## Begin Supplied records
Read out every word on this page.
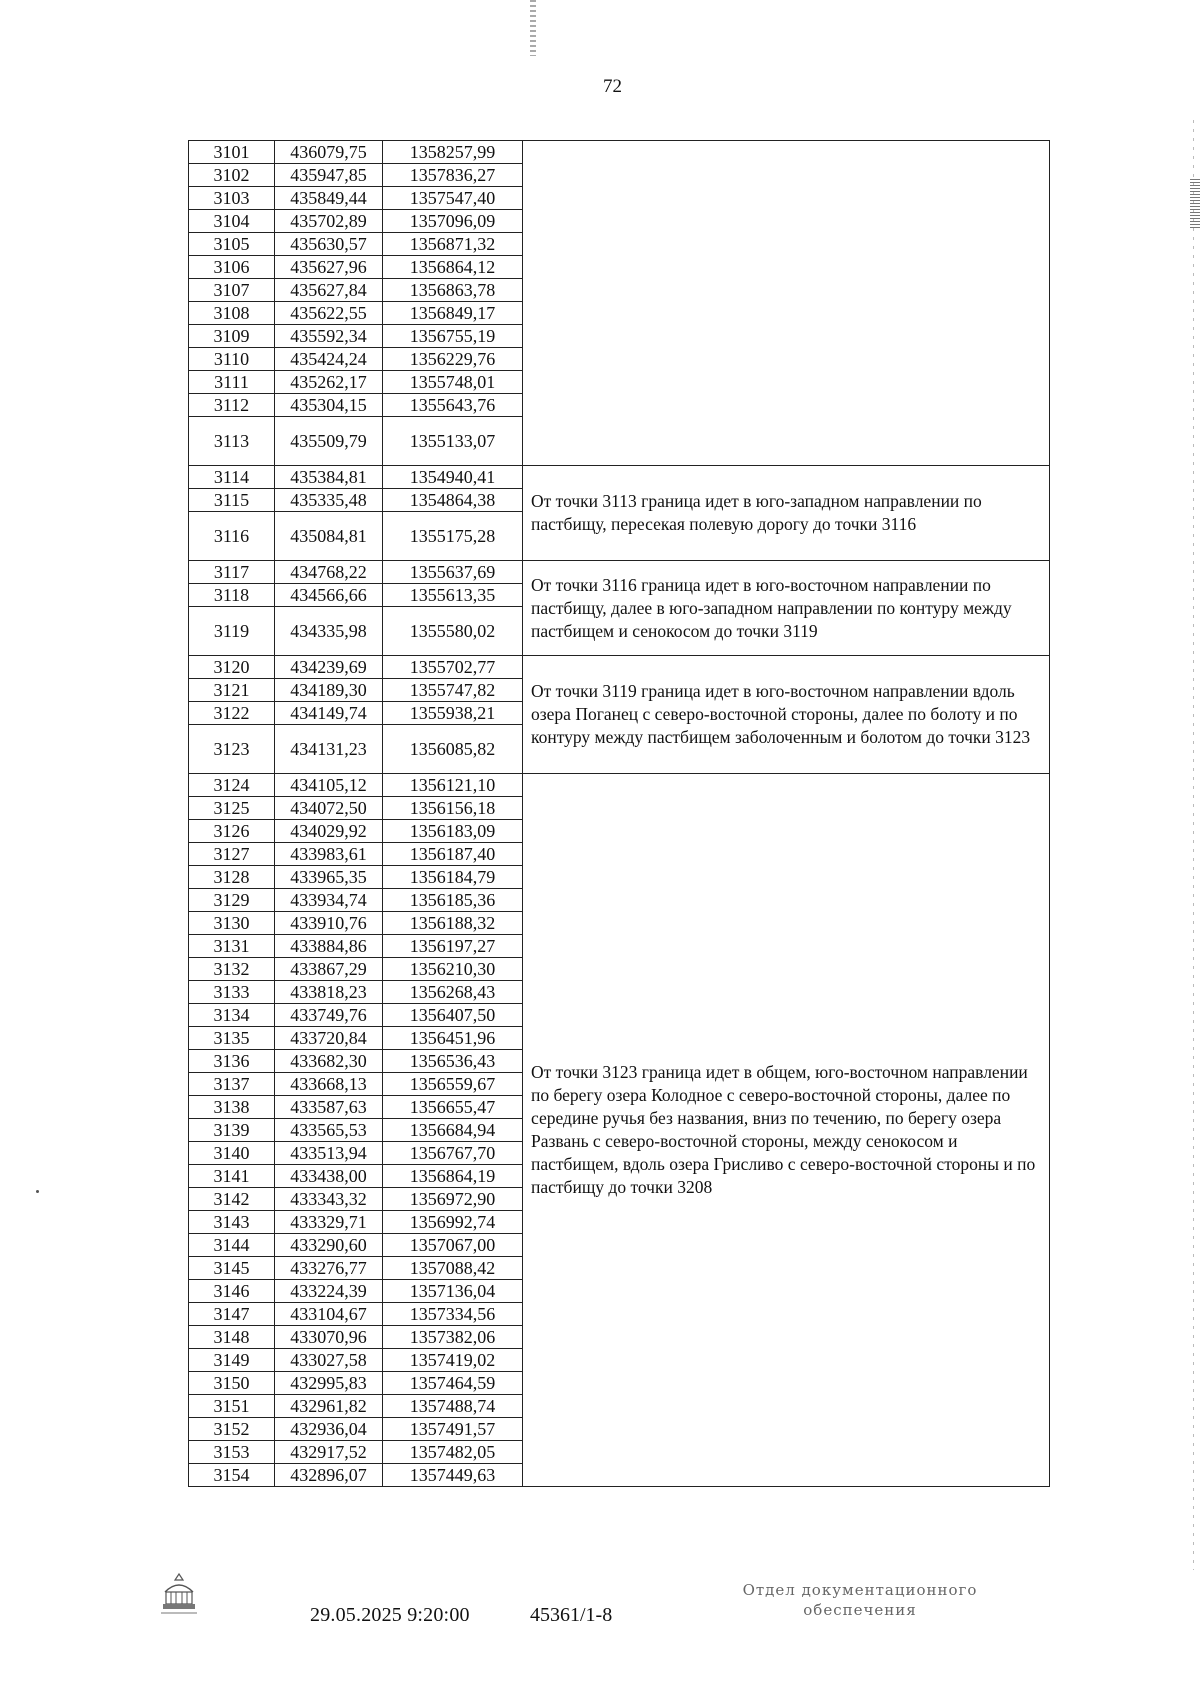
72
3101	436079,75	1358257,99	
3102	435947,85	1357836,27	
3103	435849,44	1357547,40	
3104	435702,89	1357096,09	
3105	435630,57	1356871,32	
3106	435627,96	1356864,12	
3107	435627,84	1356863,78	
3108	435622,55	1356849,17	
3109	435592,34	1356755,19	
3110	435424,24	1356229,76	
3111	435262,17	1355748,01	
3112	435304,15	1355643,76	
3113	435509,79	1355133,07	
3114	435384,81	1354940,41	От точки 3113 граница идет в юго-западном направлении по пастбищу, пересекая полевую дорогу до точки 3116
3115	435335,48	1354864,38	
3116	435084,81	1355175,28	
3117	434768,22	1355637,69	От точки 3116 граница идет в юго-восточном направлении по пастбищу, далее в юго-западном направлении по контуру между пастбищем и сенокосом до точки 3119
3118	434566,66	1355613,35	
3119	434335,98	1355580,02	
3120	434239,69	1355702,77	От точки 3119 граница идет в юго-восточном направлении вдоль озера Поганец с северо-восточной стороны, далее по болоту и по контуру между пастбищем заболоченным и болотом до точки 3123
3121	434189,30	1355747,82	
3122	434149,74	1355938,21	
3123	434131,23	1356085,82	
3124	434105,12	1356121,10	От точки 3123 граница идет в общем, юго-восточном направлении по берегу озера Колодное с северо-восточной стороны, далее по середине ручья без названия, вниз по течению, по берегу озера Развань с северо-восточной стороны, между сенокосом и пастбищем, вдоль озера Грисливо с северо-восточной стороны и по пастбищу до точки 3208
3125	434072,50	1356156,18	
3126	434029,92	1356183,09	
3127	433983,61	1356187,40	
3128	433965,35	1356184,79	
3129	433934,74	1356185,36	
3130	433910,76	1356188,32	
3131	433884,86	1356197,27	
3132	433867,29	1356210,30	
3133	433818,23	1356268,43	
3134	433749,76	1356407,50	
3135	433720,84	1356451,96	
3136	433682,30	1356536,43	
3137	433668,13	1356559,67	
3138	433587,63	1356655,47	
3139	433565,53	1356684,94	
3140	433513,94	1356767,70	
3141	433438,00	1356864,19	
3142	433343,32	1356972,90	
3143	433329,71	1356992,74	
3144	433290,60	1357067,00	
3145	433276,77	1357088,42	
3146	433224,39	1357136,04	
3147	433104,67	1357334,56	
3148	433070,96	1357382,06	
3149	433027,58	1357419,02	
3150	432995,83	1357464,59	
3151	432961,82	1357488,74	
3152	432936,04	1357491,57	
3153	432917,52	1357482,05	
3154	432896,07	1357449,63	
29.05.2025 9:20:00	45361/1-8
Отдел документационного
обеспечения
## End Supplied records
The request:
Transcribe every record above exactly as written, leaving out any pictures.

Full solution:
Read out every word on this page.
72
3101	436079,75	1358257,99	
3102	435947,85	1357836,27	
3103	435849,44	1357547,40	
3104	435702,89	1357096,09	
3105	435630,57	1356871,32	
3106	435627,96	1356864,12	
3107	435627,84	1356863,78	
3108	435622,55	1356849,17	
3109	435592,34	1356755,19	
3110	435424,24	1356229,76	
3111	435262,17	1355748,01	
3112	435304,15	1355643,76	
3113	435509,79	1355133,07	
3114	435384,81	1354940,41	От точки 3113 граница идет в юго-западном направлении по пастбищу, пересекая полевую дорогу до точки 3116
3115	435335,48	1354864,38	
3116	435084,81	1355175,28	
3117	434768,22	1355637,69	От точки 3116 граница идет в юго-восточном направлении по пастбищу, далее в юго-западном направлении по контуру между пастбищем и сенокосом до точки 3119
3118	434566,66	1355613,35	
3119	434335,98	1355580,02	
3120	434239,69	1355702,77	От точки 3119 граница идет в юго-восточном направлении вдоль озера Поганец с северо-восточной стороны, далее по болоту и по контуру между пастбищем заболоченным и болотом до точки 3123
3121	434189,30	1355747,82	
3122	434149,74	1355938,21	
3123	434131,23	1356085,82	
3124	434105,12	1356121,10	От точки 3123 граница идет в общем, юго-восточном направлении по берегу озера Колодное с северо-восточной стороны, далее по середине ручья без названия, вниз по течению, по берегу озера Развань с северо-восточной стороны, между сенокосом и пастбищем, вдоль озера Грисливо с северо-восточной стороны и по пастбищу до точки 3208
3125	434072,50	1356156,18	
3126	434029,92	1356183,09	
3127	433983,61	1356187,40	
3128	433965,35	1356184,79	
3129	433934,74	1356185,36	
3130	433910,76	1356188,32	
3131	433884,86	1356197,27	
3132	433867,29	1356210,30	
3133	433818,23	1356268,43	
3134	433749,76	1356407,50	
3135	433720,84	1356451,96	
3136	433682,30	1356536,43	
3137	433668,13	1356559,67	
3138	433587,63	1356655,47	
3139	433565,53	1356684,94	
3140	433513,94	1356767,70	
3141	433438,00	1356864,19	
3142	433343,32	1356972,90	
3143	433329,71	1356992,74	
3144	433290,60	1357067,00	
3145	433276,77	1357088,42	
3146	433224,39	1357136,04	
3147	433104,67	1357334,56	
3148	433070,96	1357382,06	
3149	433027,58	1357419,02	
3150	432995,83	1357464,59	
3151	432961,82	1357488,74	
3152	432936,04	1357491,57	
3153	432917,52	1357482,05	
3154	432896,07	1357449,63	
29.05.2025 9:20:00	45361/1-8
Отдел документационного
обеспечения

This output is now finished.